▸ DESCRIPTION OF THE TASK: Pull every line containing the word "Verbrauch" from the records.

-----

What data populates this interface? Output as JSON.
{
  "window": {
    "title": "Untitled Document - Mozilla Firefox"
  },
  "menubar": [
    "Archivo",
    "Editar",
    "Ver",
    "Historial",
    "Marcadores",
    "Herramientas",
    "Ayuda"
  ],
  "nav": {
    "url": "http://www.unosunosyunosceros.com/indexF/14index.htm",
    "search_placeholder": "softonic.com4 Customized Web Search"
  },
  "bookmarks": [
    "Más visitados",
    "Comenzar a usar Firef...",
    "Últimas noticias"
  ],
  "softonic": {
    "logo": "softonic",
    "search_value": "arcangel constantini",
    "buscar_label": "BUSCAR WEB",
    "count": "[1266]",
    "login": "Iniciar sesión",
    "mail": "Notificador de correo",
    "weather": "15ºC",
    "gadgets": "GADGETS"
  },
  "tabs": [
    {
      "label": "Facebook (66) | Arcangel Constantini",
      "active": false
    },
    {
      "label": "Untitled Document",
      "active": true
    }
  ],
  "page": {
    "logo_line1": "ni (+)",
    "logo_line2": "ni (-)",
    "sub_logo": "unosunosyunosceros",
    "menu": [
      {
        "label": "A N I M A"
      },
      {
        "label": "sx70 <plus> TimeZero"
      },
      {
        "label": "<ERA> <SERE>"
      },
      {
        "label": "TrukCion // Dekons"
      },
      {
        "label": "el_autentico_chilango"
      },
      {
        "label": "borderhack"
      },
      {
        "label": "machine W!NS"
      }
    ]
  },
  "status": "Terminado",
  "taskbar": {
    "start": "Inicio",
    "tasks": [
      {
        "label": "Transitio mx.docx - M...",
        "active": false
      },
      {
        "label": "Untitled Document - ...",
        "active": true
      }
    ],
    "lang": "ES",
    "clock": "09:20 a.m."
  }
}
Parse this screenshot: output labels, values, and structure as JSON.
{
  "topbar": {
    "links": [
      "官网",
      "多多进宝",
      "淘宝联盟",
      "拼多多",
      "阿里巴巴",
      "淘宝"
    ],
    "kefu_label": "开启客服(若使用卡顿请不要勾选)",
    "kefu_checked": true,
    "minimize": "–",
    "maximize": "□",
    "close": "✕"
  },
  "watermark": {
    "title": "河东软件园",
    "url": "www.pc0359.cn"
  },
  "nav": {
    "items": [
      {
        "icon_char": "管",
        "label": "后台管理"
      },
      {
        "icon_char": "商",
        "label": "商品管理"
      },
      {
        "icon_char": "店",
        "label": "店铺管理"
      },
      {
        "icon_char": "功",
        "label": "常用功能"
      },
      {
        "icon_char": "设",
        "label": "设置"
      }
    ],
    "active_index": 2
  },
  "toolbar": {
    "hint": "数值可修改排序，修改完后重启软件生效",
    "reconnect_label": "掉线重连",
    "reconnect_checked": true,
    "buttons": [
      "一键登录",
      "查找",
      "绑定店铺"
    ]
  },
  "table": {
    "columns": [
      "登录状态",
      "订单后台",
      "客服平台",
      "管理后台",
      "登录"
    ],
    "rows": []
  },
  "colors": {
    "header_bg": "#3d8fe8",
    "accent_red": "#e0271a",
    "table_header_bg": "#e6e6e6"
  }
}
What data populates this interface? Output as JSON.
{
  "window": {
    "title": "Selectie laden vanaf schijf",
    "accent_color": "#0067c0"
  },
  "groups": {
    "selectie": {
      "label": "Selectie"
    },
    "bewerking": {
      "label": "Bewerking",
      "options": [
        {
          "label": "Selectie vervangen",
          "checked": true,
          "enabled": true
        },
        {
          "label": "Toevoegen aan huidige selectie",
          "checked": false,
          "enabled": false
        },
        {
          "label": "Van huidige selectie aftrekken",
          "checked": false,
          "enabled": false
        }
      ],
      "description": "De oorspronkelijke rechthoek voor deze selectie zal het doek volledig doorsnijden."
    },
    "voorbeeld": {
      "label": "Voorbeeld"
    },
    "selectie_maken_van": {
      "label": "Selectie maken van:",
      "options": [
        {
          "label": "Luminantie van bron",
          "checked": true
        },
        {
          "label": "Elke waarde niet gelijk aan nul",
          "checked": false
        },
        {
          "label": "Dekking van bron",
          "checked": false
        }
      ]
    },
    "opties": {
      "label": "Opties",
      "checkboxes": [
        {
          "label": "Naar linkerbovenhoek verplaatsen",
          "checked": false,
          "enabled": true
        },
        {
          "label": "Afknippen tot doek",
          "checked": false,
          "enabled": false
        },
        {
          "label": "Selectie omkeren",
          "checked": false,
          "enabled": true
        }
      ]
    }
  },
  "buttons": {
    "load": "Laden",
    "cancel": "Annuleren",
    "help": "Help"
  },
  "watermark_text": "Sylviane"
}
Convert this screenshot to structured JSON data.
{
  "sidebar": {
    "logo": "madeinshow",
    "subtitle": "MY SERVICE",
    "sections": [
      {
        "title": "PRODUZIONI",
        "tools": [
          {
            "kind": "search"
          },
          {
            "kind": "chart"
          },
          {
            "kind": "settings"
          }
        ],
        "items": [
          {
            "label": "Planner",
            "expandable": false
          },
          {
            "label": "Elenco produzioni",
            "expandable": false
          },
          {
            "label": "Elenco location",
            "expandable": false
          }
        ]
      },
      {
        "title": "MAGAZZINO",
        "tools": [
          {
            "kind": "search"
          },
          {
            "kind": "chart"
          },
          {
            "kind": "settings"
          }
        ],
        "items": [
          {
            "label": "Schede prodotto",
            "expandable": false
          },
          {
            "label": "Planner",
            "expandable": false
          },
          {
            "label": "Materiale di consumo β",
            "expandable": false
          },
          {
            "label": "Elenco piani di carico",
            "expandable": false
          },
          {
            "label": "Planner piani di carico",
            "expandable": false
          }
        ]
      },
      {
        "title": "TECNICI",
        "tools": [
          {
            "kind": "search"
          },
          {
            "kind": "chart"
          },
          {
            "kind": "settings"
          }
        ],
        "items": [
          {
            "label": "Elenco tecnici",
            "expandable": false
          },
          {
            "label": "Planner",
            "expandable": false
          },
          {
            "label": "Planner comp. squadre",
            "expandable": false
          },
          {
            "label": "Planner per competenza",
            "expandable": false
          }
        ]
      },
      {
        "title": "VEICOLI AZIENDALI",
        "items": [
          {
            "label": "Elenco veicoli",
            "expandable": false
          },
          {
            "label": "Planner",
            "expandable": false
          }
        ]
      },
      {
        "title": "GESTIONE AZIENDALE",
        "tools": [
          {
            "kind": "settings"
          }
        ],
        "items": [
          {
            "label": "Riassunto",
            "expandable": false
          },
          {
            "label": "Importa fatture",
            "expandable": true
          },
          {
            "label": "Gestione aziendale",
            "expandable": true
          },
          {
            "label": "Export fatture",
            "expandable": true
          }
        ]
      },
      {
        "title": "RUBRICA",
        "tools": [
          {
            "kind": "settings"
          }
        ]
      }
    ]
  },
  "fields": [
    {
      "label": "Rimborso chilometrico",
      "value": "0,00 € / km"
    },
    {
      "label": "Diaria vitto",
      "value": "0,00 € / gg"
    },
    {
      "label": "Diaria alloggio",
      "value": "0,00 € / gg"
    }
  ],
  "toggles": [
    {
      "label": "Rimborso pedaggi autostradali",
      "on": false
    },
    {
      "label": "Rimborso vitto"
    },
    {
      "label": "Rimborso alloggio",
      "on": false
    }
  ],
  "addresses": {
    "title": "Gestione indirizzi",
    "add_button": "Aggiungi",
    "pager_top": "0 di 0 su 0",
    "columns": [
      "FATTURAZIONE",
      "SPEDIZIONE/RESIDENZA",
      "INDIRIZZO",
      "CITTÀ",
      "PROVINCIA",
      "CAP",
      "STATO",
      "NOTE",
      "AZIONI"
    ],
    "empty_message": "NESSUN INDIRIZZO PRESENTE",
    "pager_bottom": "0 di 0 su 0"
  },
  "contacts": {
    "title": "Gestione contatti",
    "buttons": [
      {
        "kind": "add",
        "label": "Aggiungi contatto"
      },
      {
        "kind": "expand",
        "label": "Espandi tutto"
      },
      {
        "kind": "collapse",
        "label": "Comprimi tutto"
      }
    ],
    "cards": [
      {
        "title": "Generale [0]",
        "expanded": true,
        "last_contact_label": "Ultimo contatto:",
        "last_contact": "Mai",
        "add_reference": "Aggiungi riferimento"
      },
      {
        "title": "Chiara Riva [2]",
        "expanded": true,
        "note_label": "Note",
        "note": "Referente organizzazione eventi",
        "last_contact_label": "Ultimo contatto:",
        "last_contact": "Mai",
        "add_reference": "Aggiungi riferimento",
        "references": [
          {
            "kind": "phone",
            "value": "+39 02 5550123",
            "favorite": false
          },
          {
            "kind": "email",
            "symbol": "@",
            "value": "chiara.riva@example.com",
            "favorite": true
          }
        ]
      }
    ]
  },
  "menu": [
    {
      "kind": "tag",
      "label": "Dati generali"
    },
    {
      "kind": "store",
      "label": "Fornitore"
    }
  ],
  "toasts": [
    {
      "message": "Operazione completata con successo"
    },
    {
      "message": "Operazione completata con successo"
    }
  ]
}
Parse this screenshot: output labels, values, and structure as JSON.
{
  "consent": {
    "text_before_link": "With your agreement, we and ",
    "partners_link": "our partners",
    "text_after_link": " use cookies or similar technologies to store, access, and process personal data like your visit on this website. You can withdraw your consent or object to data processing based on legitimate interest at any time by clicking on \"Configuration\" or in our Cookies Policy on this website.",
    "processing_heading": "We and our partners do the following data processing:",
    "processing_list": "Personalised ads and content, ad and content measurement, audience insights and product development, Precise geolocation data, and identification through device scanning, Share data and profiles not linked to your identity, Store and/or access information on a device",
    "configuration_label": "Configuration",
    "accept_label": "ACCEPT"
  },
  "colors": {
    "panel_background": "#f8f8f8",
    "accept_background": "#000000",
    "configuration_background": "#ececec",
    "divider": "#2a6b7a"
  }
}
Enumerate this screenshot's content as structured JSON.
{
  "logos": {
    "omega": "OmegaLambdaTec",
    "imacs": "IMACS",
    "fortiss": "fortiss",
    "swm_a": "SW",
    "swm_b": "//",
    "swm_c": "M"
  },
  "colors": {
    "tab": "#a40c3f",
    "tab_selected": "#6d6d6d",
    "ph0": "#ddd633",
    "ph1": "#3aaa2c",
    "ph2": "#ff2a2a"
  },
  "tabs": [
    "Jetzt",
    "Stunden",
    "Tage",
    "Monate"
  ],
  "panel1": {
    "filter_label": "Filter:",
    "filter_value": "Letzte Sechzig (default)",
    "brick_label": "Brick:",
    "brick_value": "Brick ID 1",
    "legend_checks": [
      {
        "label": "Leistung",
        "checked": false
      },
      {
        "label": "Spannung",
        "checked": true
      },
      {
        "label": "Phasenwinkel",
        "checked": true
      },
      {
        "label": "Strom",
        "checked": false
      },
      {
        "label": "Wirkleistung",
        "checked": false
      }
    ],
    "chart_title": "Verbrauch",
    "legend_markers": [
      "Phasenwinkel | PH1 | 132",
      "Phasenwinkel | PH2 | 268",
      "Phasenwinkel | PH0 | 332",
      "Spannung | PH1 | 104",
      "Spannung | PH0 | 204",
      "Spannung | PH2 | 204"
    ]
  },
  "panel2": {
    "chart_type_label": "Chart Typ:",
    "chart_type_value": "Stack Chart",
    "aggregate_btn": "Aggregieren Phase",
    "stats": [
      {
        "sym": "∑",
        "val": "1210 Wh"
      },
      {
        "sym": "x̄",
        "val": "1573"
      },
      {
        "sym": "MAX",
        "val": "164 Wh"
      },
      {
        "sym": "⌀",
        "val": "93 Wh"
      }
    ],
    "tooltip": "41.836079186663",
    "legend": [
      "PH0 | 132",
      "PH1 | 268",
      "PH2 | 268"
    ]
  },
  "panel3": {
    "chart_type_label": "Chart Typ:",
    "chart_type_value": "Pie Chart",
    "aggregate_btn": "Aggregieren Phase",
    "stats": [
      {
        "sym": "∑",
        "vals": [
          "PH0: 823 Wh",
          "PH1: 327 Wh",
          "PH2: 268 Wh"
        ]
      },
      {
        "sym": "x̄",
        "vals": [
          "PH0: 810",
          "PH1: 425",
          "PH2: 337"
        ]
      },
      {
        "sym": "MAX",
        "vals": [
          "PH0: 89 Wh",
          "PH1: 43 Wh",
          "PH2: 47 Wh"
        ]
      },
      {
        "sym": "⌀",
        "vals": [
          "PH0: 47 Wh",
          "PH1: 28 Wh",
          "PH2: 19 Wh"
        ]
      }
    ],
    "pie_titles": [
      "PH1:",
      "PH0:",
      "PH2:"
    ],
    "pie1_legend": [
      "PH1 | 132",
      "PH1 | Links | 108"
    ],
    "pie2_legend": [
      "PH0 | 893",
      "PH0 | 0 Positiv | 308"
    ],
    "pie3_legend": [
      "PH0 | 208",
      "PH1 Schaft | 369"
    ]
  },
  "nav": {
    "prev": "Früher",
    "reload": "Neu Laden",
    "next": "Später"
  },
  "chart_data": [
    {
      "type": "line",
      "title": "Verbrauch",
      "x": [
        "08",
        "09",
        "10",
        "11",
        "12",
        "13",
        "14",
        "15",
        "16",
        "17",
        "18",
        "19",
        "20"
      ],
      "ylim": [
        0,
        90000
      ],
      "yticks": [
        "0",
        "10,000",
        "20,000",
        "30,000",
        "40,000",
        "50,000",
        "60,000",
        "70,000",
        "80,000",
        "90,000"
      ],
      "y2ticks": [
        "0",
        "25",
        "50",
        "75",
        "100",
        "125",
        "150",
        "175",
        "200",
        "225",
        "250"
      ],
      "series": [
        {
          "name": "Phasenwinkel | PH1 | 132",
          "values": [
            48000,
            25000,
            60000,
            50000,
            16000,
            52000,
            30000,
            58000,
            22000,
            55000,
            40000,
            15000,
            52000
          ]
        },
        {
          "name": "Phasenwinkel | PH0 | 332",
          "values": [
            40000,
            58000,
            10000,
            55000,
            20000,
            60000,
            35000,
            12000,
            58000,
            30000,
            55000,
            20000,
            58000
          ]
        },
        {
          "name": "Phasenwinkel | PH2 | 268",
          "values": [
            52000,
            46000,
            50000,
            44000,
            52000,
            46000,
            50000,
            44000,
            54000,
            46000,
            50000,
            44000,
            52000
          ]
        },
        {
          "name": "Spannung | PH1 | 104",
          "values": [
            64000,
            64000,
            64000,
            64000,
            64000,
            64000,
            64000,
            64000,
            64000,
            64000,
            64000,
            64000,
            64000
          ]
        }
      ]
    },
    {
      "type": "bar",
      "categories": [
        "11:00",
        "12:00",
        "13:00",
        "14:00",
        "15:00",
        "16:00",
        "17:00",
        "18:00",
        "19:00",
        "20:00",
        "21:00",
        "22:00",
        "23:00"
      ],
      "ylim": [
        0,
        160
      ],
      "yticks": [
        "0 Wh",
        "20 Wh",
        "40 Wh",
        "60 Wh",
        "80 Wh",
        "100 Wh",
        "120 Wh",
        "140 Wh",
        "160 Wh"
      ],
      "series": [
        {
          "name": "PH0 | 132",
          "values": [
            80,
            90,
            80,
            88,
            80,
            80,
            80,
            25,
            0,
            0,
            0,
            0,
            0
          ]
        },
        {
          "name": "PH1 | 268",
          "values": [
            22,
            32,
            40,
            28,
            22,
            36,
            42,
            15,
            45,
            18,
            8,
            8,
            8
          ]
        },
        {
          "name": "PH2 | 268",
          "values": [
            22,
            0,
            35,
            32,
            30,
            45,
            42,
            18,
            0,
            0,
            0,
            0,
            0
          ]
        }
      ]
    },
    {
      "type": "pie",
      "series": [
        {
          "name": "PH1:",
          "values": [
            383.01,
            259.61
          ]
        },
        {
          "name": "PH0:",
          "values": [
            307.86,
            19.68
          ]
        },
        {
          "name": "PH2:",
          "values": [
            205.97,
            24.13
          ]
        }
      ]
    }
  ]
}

-----

▸ SOLUTION TO THIS PROBLEM:
    "chart_title": "Verbrauch",
      "title": "Verbrauch",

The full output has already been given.